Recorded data
^^^^^^^^^^^^^^^^
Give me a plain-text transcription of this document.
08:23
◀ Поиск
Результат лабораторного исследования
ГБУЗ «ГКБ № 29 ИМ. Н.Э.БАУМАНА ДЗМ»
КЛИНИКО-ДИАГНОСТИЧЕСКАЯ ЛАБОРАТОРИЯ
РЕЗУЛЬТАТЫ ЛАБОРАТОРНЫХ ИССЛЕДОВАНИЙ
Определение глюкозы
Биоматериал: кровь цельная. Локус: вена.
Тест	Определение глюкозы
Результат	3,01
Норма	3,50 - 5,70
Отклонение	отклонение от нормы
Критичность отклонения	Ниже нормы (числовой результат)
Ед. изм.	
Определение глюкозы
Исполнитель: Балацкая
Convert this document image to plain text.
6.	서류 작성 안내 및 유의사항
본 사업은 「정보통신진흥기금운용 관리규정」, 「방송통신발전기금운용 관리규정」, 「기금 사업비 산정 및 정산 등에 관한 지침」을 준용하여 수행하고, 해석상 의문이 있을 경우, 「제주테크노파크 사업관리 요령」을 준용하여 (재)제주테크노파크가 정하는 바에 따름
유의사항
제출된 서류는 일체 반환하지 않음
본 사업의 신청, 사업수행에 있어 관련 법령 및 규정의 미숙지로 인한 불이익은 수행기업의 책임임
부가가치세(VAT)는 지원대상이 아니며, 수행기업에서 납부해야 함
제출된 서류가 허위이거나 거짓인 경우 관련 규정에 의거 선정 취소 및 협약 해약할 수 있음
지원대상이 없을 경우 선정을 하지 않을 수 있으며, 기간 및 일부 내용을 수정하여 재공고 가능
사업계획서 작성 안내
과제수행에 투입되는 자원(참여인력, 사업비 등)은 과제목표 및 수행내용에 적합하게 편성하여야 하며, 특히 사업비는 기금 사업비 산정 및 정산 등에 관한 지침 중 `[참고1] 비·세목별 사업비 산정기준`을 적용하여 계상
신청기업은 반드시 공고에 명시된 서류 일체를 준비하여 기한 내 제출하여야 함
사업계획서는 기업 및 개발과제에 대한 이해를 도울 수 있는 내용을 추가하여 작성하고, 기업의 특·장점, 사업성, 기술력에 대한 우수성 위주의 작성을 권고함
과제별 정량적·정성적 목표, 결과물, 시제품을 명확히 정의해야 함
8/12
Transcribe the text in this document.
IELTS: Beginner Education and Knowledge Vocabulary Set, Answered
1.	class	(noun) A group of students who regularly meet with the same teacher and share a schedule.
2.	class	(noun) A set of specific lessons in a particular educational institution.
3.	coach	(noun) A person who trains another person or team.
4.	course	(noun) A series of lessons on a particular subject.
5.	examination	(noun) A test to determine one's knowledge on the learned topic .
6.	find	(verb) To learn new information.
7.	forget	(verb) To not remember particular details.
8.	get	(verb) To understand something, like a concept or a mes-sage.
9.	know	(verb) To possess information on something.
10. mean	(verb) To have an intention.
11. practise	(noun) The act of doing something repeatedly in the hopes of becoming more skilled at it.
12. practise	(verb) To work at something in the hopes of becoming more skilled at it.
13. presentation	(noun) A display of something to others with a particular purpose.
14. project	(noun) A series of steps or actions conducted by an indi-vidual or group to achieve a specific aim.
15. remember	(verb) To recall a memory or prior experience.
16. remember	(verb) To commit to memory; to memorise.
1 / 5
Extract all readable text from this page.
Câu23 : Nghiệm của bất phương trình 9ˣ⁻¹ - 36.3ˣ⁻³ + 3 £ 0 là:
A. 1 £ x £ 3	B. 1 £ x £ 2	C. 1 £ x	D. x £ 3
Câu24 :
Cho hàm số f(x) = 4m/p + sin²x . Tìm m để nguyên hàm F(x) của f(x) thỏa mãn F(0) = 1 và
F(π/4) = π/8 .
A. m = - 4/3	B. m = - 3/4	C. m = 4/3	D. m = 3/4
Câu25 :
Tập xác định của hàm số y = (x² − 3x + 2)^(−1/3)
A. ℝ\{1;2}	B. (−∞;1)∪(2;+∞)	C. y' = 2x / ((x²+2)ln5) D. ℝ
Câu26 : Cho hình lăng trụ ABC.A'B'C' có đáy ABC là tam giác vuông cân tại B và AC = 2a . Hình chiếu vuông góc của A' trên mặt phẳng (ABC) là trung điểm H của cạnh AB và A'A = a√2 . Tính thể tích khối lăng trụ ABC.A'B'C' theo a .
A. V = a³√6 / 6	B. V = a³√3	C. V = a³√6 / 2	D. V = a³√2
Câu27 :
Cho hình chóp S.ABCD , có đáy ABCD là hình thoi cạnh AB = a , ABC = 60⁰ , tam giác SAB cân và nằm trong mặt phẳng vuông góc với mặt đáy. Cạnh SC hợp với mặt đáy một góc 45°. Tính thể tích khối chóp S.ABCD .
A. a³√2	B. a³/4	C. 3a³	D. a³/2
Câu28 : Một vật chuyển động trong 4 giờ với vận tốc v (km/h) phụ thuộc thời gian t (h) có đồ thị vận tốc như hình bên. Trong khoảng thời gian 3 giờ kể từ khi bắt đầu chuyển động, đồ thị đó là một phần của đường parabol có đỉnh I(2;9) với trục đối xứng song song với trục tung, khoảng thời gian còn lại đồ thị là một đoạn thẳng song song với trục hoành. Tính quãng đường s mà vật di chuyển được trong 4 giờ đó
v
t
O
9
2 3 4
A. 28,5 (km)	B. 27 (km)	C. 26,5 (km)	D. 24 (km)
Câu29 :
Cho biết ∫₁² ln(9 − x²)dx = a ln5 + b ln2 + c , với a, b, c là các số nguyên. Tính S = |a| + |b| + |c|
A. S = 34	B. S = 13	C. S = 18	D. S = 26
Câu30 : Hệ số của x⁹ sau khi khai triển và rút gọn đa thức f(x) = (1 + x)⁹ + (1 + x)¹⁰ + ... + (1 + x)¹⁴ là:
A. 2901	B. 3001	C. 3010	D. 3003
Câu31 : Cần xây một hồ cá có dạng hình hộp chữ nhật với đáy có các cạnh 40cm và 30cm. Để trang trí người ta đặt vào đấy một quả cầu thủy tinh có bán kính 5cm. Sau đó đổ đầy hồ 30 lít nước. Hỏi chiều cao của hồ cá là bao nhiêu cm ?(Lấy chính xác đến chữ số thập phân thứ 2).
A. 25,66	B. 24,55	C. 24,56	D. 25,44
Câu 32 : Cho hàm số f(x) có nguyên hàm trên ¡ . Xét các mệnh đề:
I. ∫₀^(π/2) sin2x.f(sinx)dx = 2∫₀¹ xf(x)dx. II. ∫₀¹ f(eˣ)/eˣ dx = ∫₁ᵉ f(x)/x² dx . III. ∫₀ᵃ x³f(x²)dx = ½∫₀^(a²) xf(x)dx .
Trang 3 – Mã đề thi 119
^^^^^^^^^^^^^^^^
§ **Given problem**
All of the material must be reproduced exactly.

§ **The output**
Give me a plain-text transcription of this document.
08:23
◀ Поиск
Результат лабораторного исследования
ГБУЗ «ГКБ № 29 ИМ. Н.Э.БАУМАНА ДЗМ»
КЛИНИКО-ДИАГНОСТИЧЕСКАЯ ЛАБОРАТОРИЯ
РЕЗУЛЬТАТЫ ЛАБОРАТОРНЫХ ИССЛЕДОВАНИЙ
Определение глюкозы
Биоматериал: кровь цельная. Локус: вена.
Тест	Определение глюкозы
Результат	3,01
Норма	3,50 - 5,70
Отклонение	отклонение от нормы
Критичность отклонения	Ниже нормы (числовой результат)
Ед. изм.	
Определение глюкозы
Исполнитель: Балацкая
Convert this document image to plain text.
6.	서류 작성 안내 및 유의사항
본 사업은 「정보통신진흥기금운용 관리규정」, 「방송통신발전기금운용 관리규정」, 「기금 사업비 산정 및 정산 등에 관한 지침」을 준용하여 수행하고, 해석상 의문이 있을 경우, 「제주테크노파크 사업관리 요령」을 준용하여 (재)제주테크노파크가 정하는 바에 따름
유의사항
제출된 서류는 일체 반환하지 않음
본 사업의 신청, 사업수행에 있어 관련 법령 및 규정의 미숙지로 인한 불이익은 수행기업의 책임임
부가가치세(VAT)는 지원대상이 아니며, 수행기업에서 납부해야 함
제출된 서류가 허위이거나 거짓인 경우 관련 규정에 의거 선정 취소 및 협약 해약할 수 있음
지원대상이 없을 경우 선정을 하지 않을 수 있으며, 기간 및 일부 내용을 수정하여 재공고 가능
사업계획서 작성 안내
과제수행에 투입되는 자원(참여인력, 사업비 등)은 과제목표 및 수행내용에 적합하게 편성하여야 하며, 특히 사업비는 기금 사업비 산정 및 정산 등에 관한 지침 중 `[참고1] 비·세목별 사업비 산정기준`을 적용하여 계상
신청기업은 반드시 공고에 명시된 서류 일체를 준비하여 기한 내 제출하여야 함
사업계획서는 기업 및 개발과제에 대한 이해를 도울 수 있는 내용을 추가하여 작성하고, 기업의 특·장점, 사업성, 기술력에 대한 우수성 위주의 작성을 권고함
과제별 정량적·정성적 목표, 결과물, 시제품을 명확히 정의해야 함
8/12
Transcribe the text in this document.
IELTS: Beginner Education and Knowledge Vocabulary Set, Answered
1.	class	(noun) A group of students who regularly meet with the same teacher and share a schedule.
2.	class	(noun) A set of specific lessons in a particular educational institution.
3.	coach	(noun) A person who trains another person or team.
4.	course	(noun) A series of lessons on a particular subject.
5.	examination	(noun) A test to determine one's knowledge on the learned topic .
6.	find	(verb) To learn new information.
7.	forget	(verb) To not remember particular details.
8.	get	(verb) To understand something, like a concept or a mes-sage.
9.	know	(verb) To possess information on something.
10. mean	(verb) To have an intention.
11. practise	(noun) The act of doing something repeatedly in the hopes of becoming more skilled at it.
12. practise	(verb) To work at something in the hopes of becoming more skilled at it.
13. presentation	(noun) A display of something to others with a particular purpose.
14. project	(noun) A series of steps or actions conducted by an indi-vidual or group to achieve a specific aim.
15. remember	(verb) To recall a memory or prior experience.
16. remember	(verb) To commit to memory; to memorise.
1 / 5
Extract all readable text from this page.
Câu23 : Nghiệm của bất phương trình 9ˣ⁻¹ - 36.3ˣ⁻³ + 3 £ 0 là:
A. 1 £ x £ 3	B. 1 £ x £ 2	C. 1 £ x	D. x £ 3
Câu24 :
Cho hàm số f(x) = 4m/p + sin²x . Tìm m để nguyên hàm F(x) của f(x) thỏa mãn F(0) = 1 và
F(π/4) = π/8 .
A. m = - 4/3	B. m = - 3/4	C. m = 4/3	D. m = 3/4
Câu25 :
Tập xác định của hàm số y = (x² − 3x + 2)^(−1/3)
A. ℝ\{1;2}	B. (−∞;1)∪(2;+∞)	C. y' = 2x / ((x²+2)ln5) D. ℝ
Câu26 : Cho hình lăng trụ ABC.A'B'C' có đáy ABC là tam giác vuông cân tại B và AC = 2a . Hình chiếu vuông góc của A' trên mặt phẳng (ABC) là trung điểm H của cạnh AB và A'A = a√2 . Tính thể tích khối lăng trụ ABC.A'B'C' theo a .
A. V = a³√6 / 6	B. V = a³√3	C. V = a³√6 / 2	D. V = a³√2
Câu27 :
Cho hình chóp S.ABCD , có đáy ABCD là hình thoi cạnh AB = a , ABC = 60⁰ , tam giác SAB cân và nằm trong mặt phẳng vuông góc với mặt đáy. Cạnh SC hợp với mặt đáy một góc 45°. Tính thể tích khối chóp S.ABCD .
A. a³√2	B. a³/4	C. 3a³	D. a³/2
Câu28 : Một vật chuyển động trong 4 giờ với vận tốc v (km/h) phụ thuộc thời gian t (h) có đồ thị vận tốc như hình bên. Trong khoảng thời gian 3 giờ kể từ khi bắt đầu chuyển động, đồ thị đó là một phần của đường parabol có đỉnh I(2;9) với trục đối xứng song song với trục tung, khoảng thời gian còn lại đồ thị là một đoạn thẳng song song với trục hoành. Tính quãng đường s mà vật di chuyển được trong 4 giờ đó
v
t
O
9
2 3 4
A. 28,5 (km)	B. 27 (km)	C. 26,5 (km)	D. 24 (km)
Câu29 :
Cho biết ∫₁² ln(9 − x²)dx = a ln5 + b ln2 + c , với a, b, c là các số nguyên. Tính S = |a| + |b| + |c|
A. S = 34	B. S = 13	C. S = 18	D. S = 26
Câu30 : Hệ số của x⁹ sau khi khai triển và rút gọn đa thức f(x) = (1 + x)⁹ + (1 + x)¹⁰ + ... + (1 + x)¹⁴ là:
A. 2901	B. 3001	C. 3010	D. 3003
Câu31 : Cần xây một hồ cá có dạng hình hộp chữ nhật với đáy có các cạnh 40cm và 30cm. Để trang trí người ta đặt vào đấy một quả cầu thủy tinh có bán kính 5cm. Sau đó đổ đầy hồ 30 lít nước. Hỏi chiều cao của hồ cá là bao nhiêu cm ?(Lấy chính xác đến chữ số thập phân thứ 2).
A. 25,66	B. 24,55	C. 24,56	D. 25,44
Câu 32 : Cho hàm số f(x) có nguyên hàm trên ¡ . Xét các mệnh đề:
I. ∫₀^(π/2) sin2x.f(sinx)dx = 2∫₀¹ xf(x)dx. II. ∫₀¹ f(eˣ)/eˣ dx = ∫₁ᵉ f(x)/x² dx . III. ∫₀ᵃ x³f(x²)dx = ½∫₀^(a²) xf(x)dx .
Trang 3 – Mã đề thi 119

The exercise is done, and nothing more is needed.